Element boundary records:
╔══

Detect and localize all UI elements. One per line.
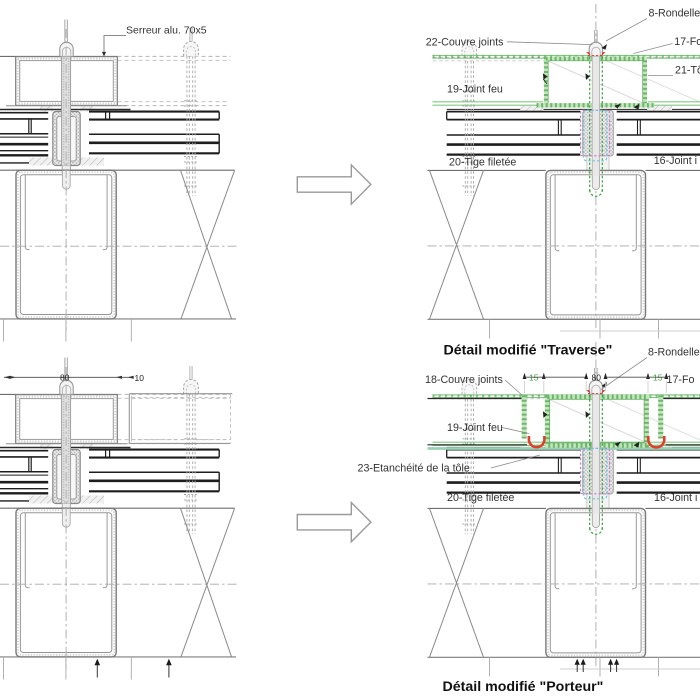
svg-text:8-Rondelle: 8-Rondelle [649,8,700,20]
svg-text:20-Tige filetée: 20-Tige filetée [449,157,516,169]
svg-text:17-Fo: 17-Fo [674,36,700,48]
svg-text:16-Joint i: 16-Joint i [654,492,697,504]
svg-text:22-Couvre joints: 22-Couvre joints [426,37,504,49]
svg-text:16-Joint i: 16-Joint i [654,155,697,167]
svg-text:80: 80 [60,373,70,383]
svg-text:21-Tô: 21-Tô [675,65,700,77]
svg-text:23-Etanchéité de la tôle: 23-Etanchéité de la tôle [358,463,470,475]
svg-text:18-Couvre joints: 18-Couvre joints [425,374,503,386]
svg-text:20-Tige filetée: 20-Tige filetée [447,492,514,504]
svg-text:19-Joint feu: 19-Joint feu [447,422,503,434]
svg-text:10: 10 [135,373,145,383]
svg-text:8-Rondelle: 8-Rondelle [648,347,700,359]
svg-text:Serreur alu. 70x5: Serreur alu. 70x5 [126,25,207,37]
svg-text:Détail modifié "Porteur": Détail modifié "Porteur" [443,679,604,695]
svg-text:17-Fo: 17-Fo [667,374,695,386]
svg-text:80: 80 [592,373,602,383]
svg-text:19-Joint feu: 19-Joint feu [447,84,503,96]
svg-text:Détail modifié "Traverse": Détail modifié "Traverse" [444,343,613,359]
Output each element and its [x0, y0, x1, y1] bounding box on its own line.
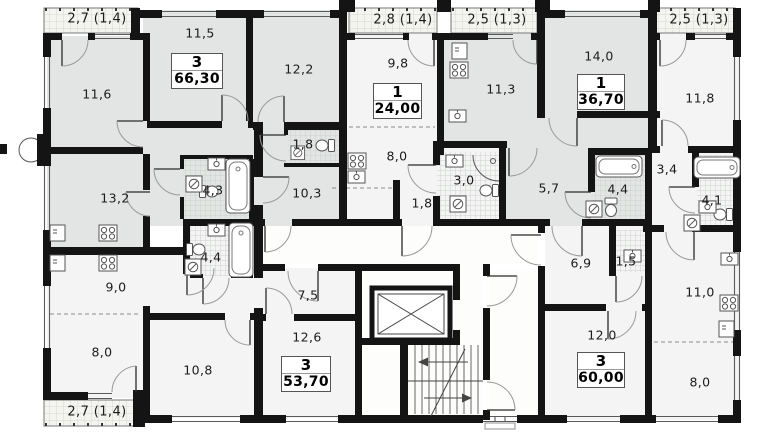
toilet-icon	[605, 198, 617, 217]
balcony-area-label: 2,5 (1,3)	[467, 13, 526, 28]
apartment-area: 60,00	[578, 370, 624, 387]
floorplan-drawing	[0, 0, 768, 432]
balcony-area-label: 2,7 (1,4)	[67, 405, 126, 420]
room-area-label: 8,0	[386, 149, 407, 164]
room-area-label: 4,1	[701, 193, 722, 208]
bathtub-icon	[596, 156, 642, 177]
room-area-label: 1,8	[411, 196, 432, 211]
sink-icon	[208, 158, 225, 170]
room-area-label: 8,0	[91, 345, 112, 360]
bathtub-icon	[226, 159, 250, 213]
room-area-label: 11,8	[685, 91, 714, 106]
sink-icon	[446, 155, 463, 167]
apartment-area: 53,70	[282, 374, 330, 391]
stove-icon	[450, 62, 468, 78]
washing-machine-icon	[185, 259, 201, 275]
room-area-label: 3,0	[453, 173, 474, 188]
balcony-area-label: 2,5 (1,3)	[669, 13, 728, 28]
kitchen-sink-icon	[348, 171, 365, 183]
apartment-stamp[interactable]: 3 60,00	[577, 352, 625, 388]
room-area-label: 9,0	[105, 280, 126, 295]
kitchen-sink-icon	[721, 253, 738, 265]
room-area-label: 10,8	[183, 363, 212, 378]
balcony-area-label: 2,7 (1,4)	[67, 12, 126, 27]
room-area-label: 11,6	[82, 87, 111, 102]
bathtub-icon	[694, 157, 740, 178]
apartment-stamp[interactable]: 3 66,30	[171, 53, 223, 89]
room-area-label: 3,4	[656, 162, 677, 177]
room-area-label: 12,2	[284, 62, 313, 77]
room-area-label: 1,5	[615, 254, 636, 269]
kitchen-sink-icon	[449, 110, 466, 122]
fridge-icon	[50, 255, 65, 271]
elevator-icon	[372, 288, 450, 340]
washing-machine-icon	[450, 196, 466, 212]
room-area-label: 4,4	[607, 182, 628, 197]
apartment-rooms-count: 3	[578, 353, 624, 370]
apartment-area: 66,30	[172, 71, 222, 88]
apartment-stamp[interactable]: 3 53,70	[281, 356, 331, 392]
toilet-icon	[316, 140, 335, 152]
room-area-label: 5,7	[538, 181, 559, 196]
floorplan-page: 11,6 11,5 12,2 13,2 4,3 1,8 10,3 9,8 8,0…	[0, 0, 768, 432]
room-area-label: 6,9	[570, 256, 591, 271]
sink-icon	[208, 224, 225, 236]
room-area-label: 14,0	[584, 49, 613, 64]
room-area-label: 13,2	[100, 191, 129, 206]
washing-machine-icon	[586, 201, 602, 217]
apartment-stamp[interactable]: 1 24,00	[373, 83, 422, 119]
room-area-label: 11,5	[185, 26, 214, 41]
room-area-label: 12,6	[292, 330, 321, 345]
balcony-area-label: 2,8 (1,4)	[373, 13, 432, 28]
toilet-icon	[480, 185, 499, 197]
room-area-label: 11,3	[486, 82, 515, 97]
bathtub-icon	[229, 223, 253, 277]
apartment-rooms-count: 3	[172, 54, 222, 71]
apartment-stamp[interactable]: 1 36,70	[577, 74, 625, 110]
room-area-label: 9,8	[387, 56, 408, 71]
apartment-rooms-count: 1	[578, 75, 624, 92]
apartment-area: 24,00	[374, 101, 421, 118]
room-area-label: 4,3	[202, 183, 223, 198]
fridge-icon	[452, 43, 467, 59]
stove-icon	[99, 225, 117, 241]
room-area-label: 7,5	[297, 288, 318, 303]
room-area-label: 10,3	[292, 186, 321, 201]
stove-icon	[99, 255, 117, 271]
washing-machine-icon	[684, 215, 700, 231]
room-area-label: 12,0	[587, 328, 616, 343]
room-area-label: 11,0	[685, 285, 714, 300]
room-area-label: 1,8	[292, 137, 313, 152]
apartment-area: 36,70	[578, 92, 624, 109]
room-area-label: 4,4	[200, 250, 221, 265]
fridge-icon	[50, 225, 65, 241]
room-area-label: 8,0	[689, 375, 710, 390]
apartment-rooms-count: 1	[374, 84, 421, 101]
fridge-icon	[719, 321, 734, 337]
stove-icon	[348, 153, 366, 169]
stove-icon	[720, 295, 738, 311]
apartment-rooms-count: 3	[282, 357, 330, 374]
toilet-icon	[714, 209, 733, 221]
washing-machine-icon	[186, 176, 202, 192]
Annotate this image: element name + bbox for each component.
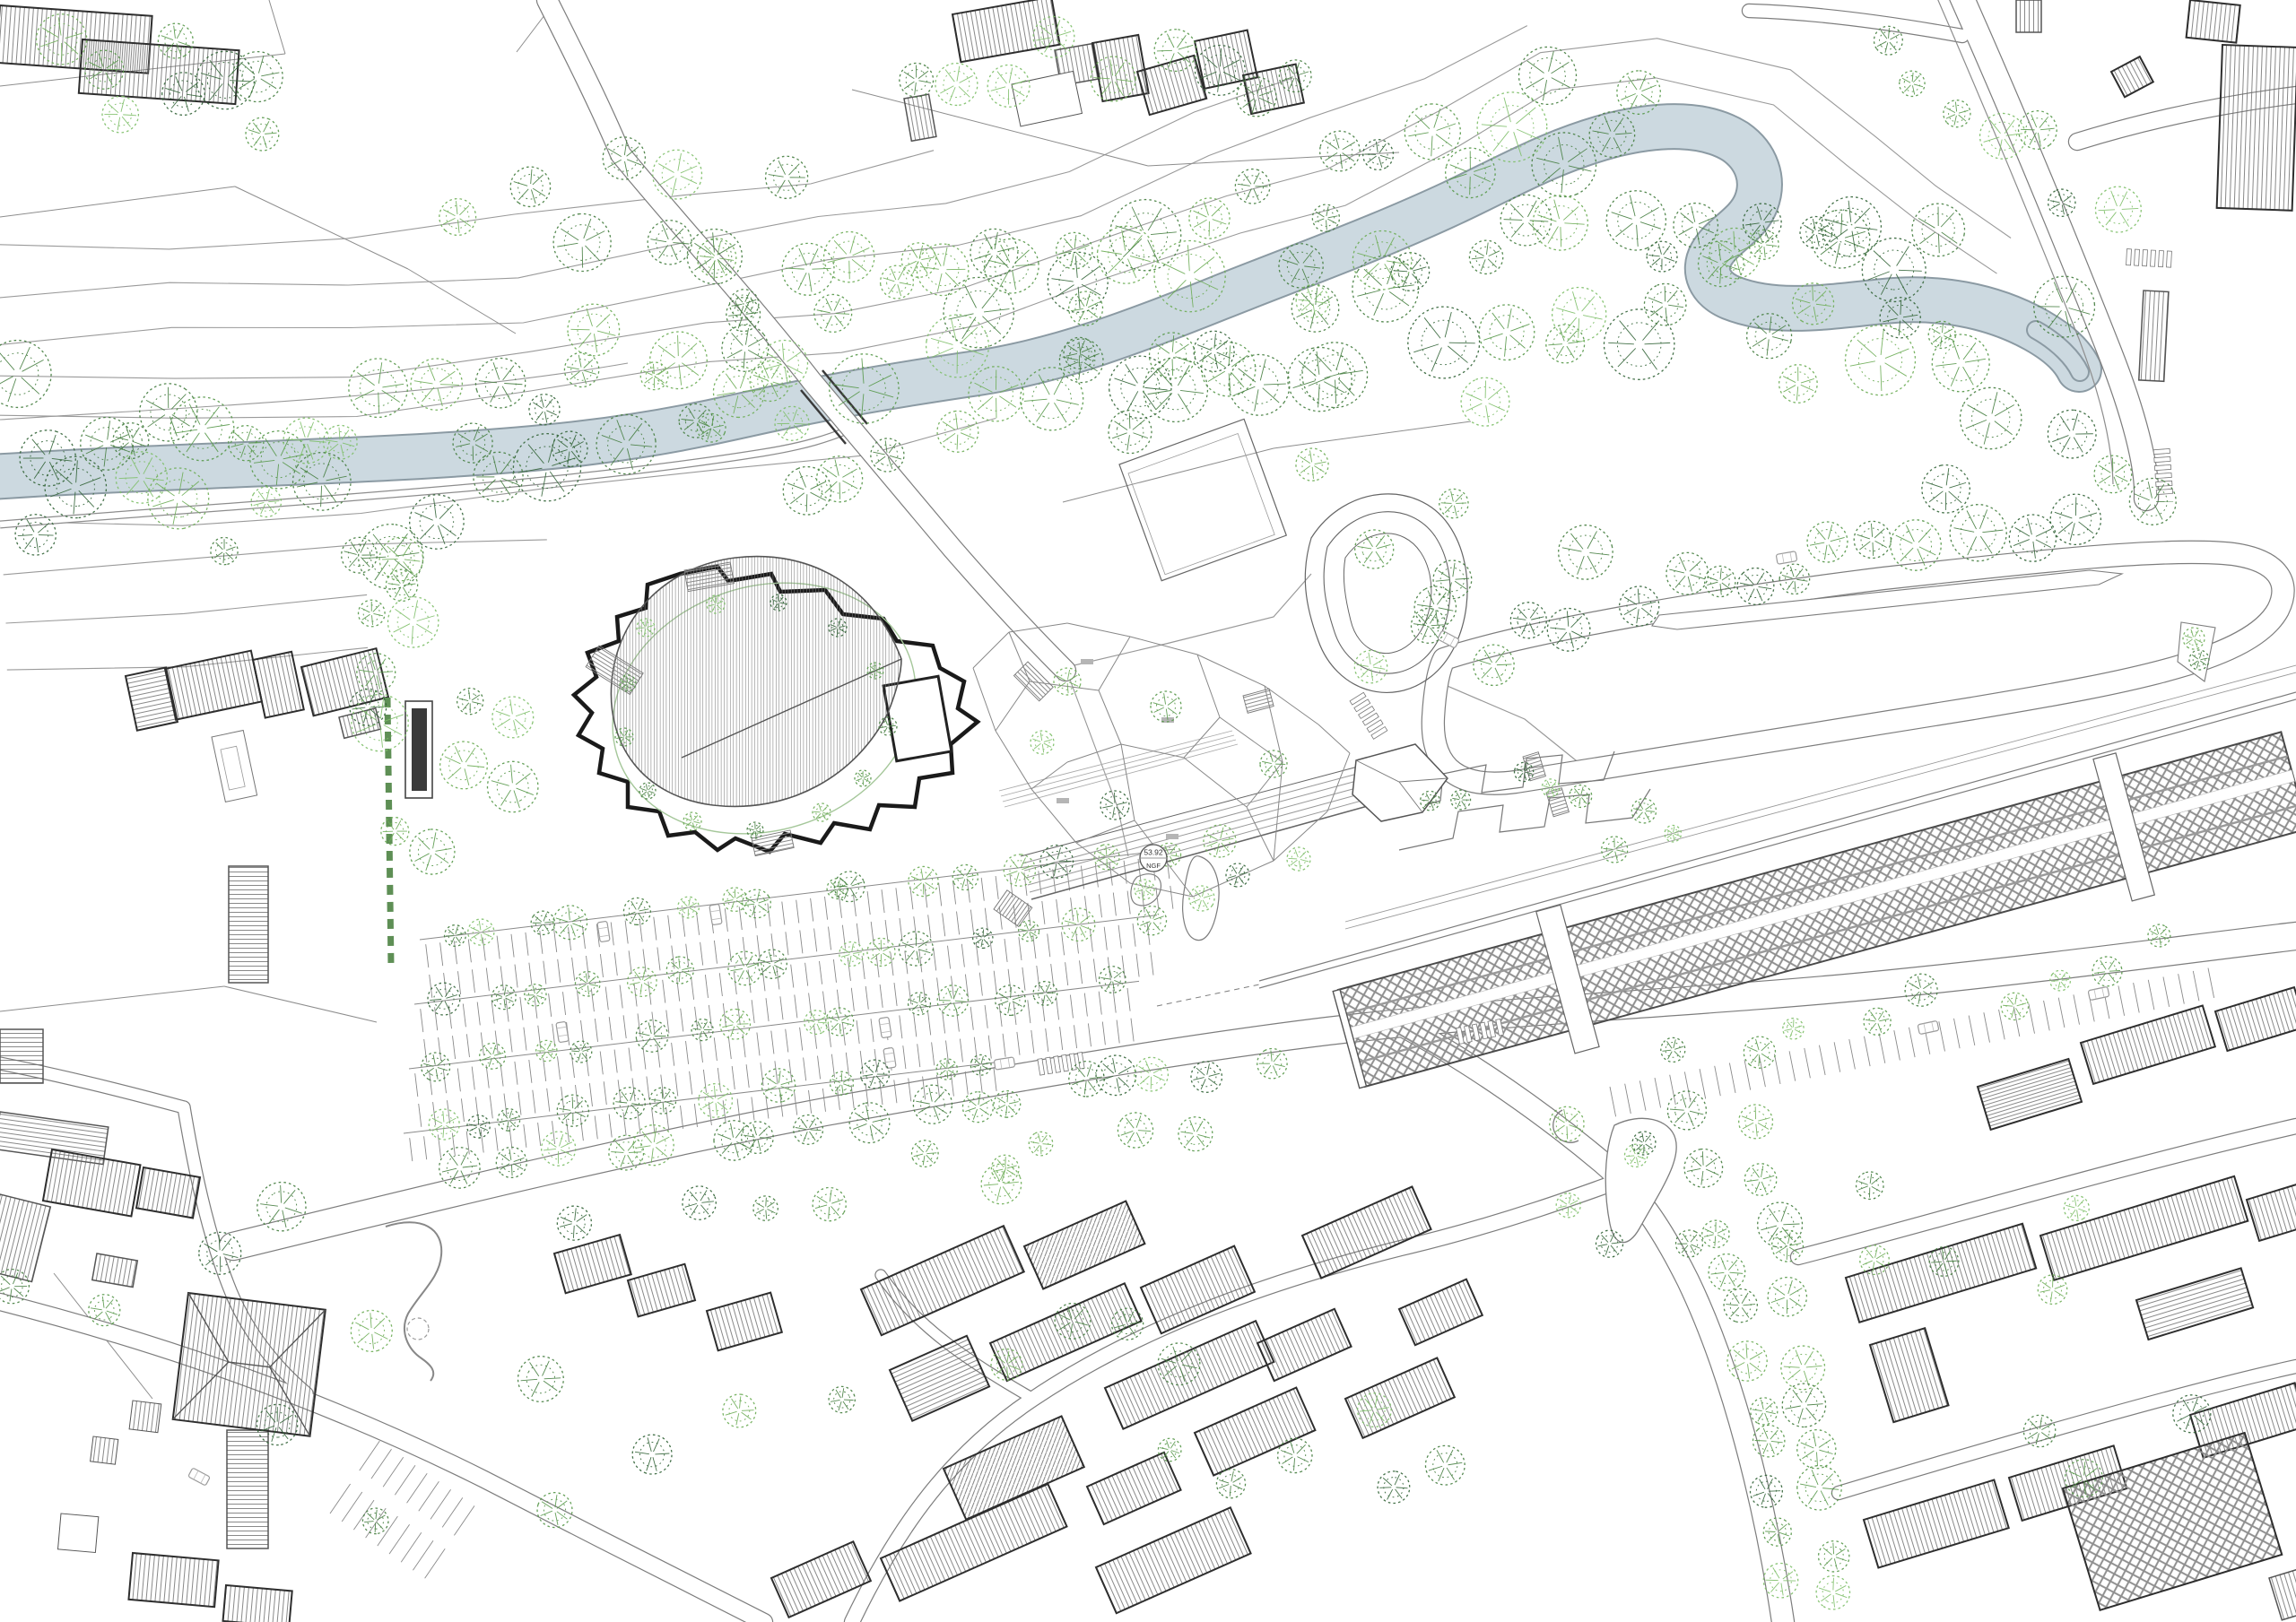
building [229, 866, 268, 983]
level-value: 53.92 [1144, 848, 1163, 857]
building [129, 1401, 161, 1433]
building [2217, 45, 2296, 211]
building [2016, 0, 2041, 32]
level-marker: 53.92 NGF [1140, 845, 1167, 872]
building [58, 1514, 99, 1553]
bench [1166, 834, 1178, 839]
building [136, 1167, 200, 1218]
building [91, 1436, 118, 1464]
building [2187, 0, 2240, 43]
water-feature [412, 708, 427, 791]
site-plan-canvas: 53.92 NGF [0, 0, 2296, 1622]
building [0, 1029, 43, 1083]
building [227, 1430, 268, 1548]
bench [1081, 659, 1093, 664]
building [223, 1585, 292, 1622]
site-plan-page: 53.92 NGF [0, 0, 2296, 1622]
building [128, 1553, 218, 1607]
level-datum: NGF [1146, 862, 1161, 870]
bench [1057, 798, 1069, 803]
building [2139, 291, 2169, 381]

╚══

### EXERCISE AIM
Repeat every line of the records above word for word, leaving out the pictures.

### SOLUTION
Detect and localize all UI elements. One per line.
svg-text:8-Rondelle: 8-Rondelle [649,8,700,20]
svg-text:20-Tige filetée: 20-Tige filetée [449,157,516,169]
svg-text:17-Fo: 17-Fo [674,36,700,48]
svg-text:16-Joint i: 16-Joint i [654,492,697,504]
svg-text:22-Couvre joints: 22-Couvre joints [426,37,504,49]
svg-text:16-Joint i: 16-Joint i [654,155,697,167]
svg-text:80: 80 [60,373,70,383]
svg-text:21-Tô: 21-Tô [675,65,700,77]
svg-text:23-Etanchéité de la tôle: 23-Etanchéité de la tôle [358,463,470,475]
svg-text:18-Couvre joints: 18-Couvre joints [425,374,503,386]
svg-text:20-Tige filetée: 20-Tige filetée [447,492,514,504]
svg-text:19-Joint feu: 19-Joint feu [447,422,503,434]
svg-text:10: 10 [135,373,145,383]
svg-text:8-Rondelle: 8-Rondelle [648,347,700,359]
svg-text:Serreur alu. 70x5: Serreur alu. 70x5 [126,25,207,37]
svg-text:Détail modifié "Porteur": Détail modifié "Porteur" [443,679,604,695]
svg-text:17-Fo: 17-Fo [667,374,695,386]
svg-text:80: 80 [592,373,602,383]
svg-text:19-Joint feu: 19-Joint feu [447,84,503,96]
svg-text:Détail modifié "Traverse": Détail modifié "Traverse" [444,343,613,359]
Output each element and its [x0, y0, x1, y1] bounding box on its own line.
toilet-icon	[605, 198, 617, 217]
balcony-area-label: 2,5 (1,3)	[467, 13, 526, 28]
apartment-area: 60,00	[578, 370, 624, 387]
floorplan-drawing	[0, 0, 768, 432]
balcony-area-label: 2,7 (1,4)	[67, 405, 126, 420]
room-area-label: 8,0	[386, 149, 407, 164]
room-area-label: 4,1	[701, 193, 722, 208]
bathtub-icon	[596, 156, 642, 177]
room-area-label: 1,8	[411, 196, 432, 211]
sink-icon	[208, 158, 225, 170]
room-area-label: 8,0	[91, 345, 112, 360]
bathtub-icon	[226, 159, 250, 213]
room-area-label: 11,8	[685, 91, 714, 106]
sink-icon	[446, 155, 463, 167]
apartment-area: 53,70	[282, 374, 330, 391]
stove-icon	[450, 62, 468, 78]
washing-machine-icon	[185, 259, 201, 275]
room-area-label: 3,0	[453, 173, 474, 188]
balcony-area-label: 2,5 (1,3)	[669, 13, 728, 28]
kitchen-sink-icon	[348, 171, 365, 183]
apartment-stamp[interactable]: 3 60,00	[577, 352, 625, 388]
room-area-label: 9,0	[105, 280, 126, 295]
kitchen-sink-icon	[721, 253, 738, 265]
room-area-label: 10,8	[183, 363, 212, 378]
balcony-area-label: 2,7 (1,4)	[67, 12, 126, 27]
room-area-label: 11,6	[82, 87, 111, 102]
bathtub-icon	[694, 157, 740, 178]
apartment-stamp[interactable]: 3 66,30	[171, 53, 223, 89]
room-area-label: 3,4	[656, 162, 677, 177]
room-area-label: 12,2	[284, 62, 313, 77]
room-area-label: 1,5	[615, 254, 636, 269]
kitchen-sink-icon	[449, 110, 466, 122]
fridge-icon	[50, 255, 65, 271]
elevator-icon	[372, 288, 450, 340]
washing-machine-icon	[450, 196, 466, 212]
room-area-label: 4,4	[607, 182, 628, 197]
apartment-rooms-count: 3	[578, 353, 624, 370]
apartment-area: 66,30	[172, 71, 222, 88]
apartment-stamp[interactable]: 3 53,70	[281, 356, 331, 392]
toilet-icon	[316, 140, 335, 152]
room-area-label: 5,7	[538, 181, 559, 196]
floorplan-page: 11,6 11,5 12,2 13,2 4,3 1,8 10,3 9,8 8,0…	[0, 0, 768, 432]
room-area-label: 6,9	[570, 256, 591, 271]
sink-icon	[208, 224, 225, 236]
room-area-label: 14,0	[584, 49, 613, 64]
room-area-label: 13,2	[100, 191, 129, 206]
washing-machine-icon	[586, 201, 602, 217]
apartment-stamp[interactable]: 1 24,00	[373, 83, 422, 119]
room-area-label: 11,5	[185, 26, 214, 41]
room-area-label: 12,6	[292, 330, 321, 345]
balcony-area-label: 2,8 (1,4)	[373, 13, 432, 28]
toilet-icon	[480, 185, 499, 197]
room-area-label: 11,3	[486, 82, 515, 97]
bathtub-icon	[229, 223, 253, 277]
apartment-rooms-count: 3	[172, 54, 222, 71]
apartment-stamp[interactable]: 1 36,70	[577, 74, 625, 110]
room-area-label: 9,8	[387, 56, 408, 71]
apartment-rooms-count: 1	[578, 75, 624, 92]
apartment-area: 24,00	[374, 101, 421, 118]
room-area-label: 4,3	[202, 183, 223, 198]
fridge-icon	[452, 43, 467, 59]
stove-icon	[99, 225, 117, 241]
room-area-label: 7,5	[297, 288, 318, 303]
room-area-label: 10,3	[292, 186, 321, 201]
stove-icon	[99, 255, 117, 271]
washing-machine-icon	[684, 215, 700, 231]
room-area-label: 12,0	[587, 328, 616, 343]
room-area-label: 11,0	[685, 285, 714, 300]
room-area-label: 1,8	[292, 137, 313, 152]
apartment-area: 36,70	[578, 92, 624, 109]
room-area-label: 4,4	[200, 250, 221, 265]
fridge-icon	[50, 225, 65, 241]
room-area-label: 8,0	[689, 375, 710, 390]
apartment-rooms-count: 1	[374, 84, 421, 101]
fridge-icon	[719, 321, 734, 337]
stove-icon	[348, 153, 366, 169]
stove-icon	[720, 295, 738, 311]
apartment-rooms-count: 3	[282, 357, 330, 374]
toilet-icon	[714, 209, 733, 221]
washing-machine-icon	[186, 176, 202, 192]
Annotate this image: element name + bbox for each component.
building [229, 866, 268, 983]
level-value: 53.92 [1144, 848, 1163, 857]
building [129, 1401, 161, 1433]
building [2217, 45, 2296, 211]
building [2016, 0, 2041, 32]
level-marker: 53.92 NGF [1140, 845, 1167, 872]
building [58, 1514, 99, 1553]
bench [1166, 834, 1178, 839]
building [136, 1167, 200, 1218]
building [91, 1436, 118, 1464]
building [2187, 0, 2240, 43]
water-feature [412, 708, 427, 791]
site-plan-canvas: 53.92 NGF [0, 0, 2296, 1622]
building [0, 1029, 43, 1083]
building [227, 1430, 268, 1548]
bench [1081, 659, 1093, 664]
building [223, 1585, 292, 1622]
site-plan-page: 53.92 NGF [0, 0, 2296, 1622]
building [128, 1553, 218, 1607]
level-datum: NGF [1146, 862, 1161, 870]
bench [1057, 798, 1069, 803]
building [2139, 291, 2169, 381]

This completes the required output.